Directions: Without skipping anything, write out each record below exactly.

-- Data supplied start --

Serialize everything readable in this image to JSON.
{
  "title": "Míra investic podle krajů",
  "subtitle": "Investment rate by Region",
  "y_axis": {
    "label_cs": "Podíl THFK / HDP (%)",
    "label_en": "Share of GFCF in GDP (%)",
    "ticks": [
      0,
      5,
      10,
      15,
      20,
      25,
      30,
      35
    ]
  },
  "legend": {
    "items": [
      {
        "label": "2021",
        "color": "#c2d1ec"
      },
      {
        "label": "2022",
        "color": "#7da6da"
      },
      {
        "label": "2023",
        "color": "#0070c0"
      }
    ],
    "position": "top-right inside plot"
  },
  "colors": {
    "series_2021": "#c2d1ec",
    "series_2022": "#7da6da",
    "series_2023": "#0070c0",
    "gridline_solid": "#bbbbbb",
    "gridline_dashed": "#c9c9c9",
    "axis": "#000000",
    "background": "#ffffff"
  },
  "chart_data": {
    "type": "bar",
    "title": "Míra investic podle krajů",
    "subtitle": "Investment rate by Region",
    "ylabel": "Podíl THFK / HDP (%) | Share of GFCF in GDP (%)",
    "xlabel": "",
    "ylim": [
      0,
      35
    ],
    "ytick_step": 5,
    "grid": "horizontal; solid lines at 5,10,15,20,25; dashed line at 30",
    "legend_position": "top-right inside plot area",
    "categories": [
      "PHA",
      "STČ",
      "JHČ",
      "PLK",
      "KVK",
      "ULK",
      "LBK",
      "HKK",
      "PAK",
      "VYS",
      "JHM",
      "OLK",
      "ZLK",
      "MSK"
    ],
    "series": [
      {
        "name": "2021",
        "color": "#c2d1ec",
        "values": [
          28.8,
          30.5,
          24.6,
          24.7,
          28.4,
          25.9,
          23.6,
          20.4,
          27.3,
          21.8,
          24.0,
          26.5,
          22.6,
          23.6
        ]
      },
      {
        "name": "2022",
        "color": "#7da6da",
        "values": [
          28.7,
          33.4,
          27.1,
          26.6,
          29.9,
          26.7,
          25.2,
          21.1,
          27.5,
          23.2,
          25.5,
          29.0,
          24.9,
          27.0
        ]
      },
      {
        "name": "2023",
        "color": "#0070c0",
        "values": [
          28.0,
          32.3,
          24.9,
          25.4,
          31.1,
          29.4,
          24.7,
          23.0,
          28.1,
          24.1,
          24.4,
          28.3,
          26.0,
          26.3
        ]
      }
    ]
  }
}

-- Data supplied end --

Result for this exercise:
Serialize everything readable in this image to JSON.
{
  "title": "Míra investic podle krajů",
  "subtitle": "Investment rate by Region",
  "y_axis": {
    "label_cs": "Podíl THFK / HDP (%)",
    "label_en": "Share of GFCF in GDP (%)",
    "ticks": [
      0,
      5,
      10,
      15,
      20,
      25,
      30,
      35
    ]
  },
  "legend": {
    "items": [
      {
        "label": "2021",
        "color": "#c2d1ec"
      },
      {
        "label": "2022",
        "color": "#7da6da"
      },
      {
        "label": "2023",
        "color": "#0070c0"
      }
    ],
    "position": "top-right inside plot"
  },
  "colors": {
    "series_2021": "#c2d1ec",
    "series_2022": "#7da6da",
    "series_2023": "#0070c0",
    "gridline_solid": "#bbbbbb",
    "gridline_dashed": "#c9c9c9",
    "axis": "#000000",
    "background": "#ffffff"
  },
  "chart_data": {
    "type": "bar",
    "title": "Míra investic podle krajů",
    "subtitle": "Investment rate by Region",
    "ylabel": "Podíl THFK / HDP (%) | Share of GFCF in GDP (%)",
    "xlabel": "",
    "ylim": [
      0,
      35
    ],
    "ytick_step": 5,
    "grid": "horizontal; solid lines at 5,10,15,20,25; dashed line at 30",
    "legend_position": "top-right inside plot area",
    "categories": [
      "PHA",
      "STČ",
      "JHČ",
      "PLK",
      "KVK",
      "ULK",
      "LBK",
      "HKK",
      "PAK",
      "VYS",
      "JHM",
      "OLK",
      "ZLK",
      "MSK"
    ],
    "series": [
      {
        "name": "2021",
        "color": "#c2d1ec",
        "values": [
          28.8,
          30.5,
          24.6,
          24.7,
          28.4,
          25.9,
          23.6,
          20.4,
          27.3,
          21.8,
          24.0,
          26.5,
          22.6,
          23.6
        ]
      },
      {
        "name": "2022",
        "color": "#7da6da",
        "values": [
          28.7,
          33.4,
          27.1,
          26.6,
          29.9,
          26.7,
          25.2,
          21.1,
          27.5,
          23.2,
          25.5,
          29.0,
          24.9,
          27.0
        ]
      },
      {
        "name": "2023",
        "color": "#0070c0",
        "values": [
          28.0,
          32.3,
          24.9,
          25.4,
          31.1,
          29.4,
          24.7,
          23.0,
          28.1,
          24.1,
          24.4,
          28.3,
          26.0,
          26.3
        ]
      }
    ]
  }
}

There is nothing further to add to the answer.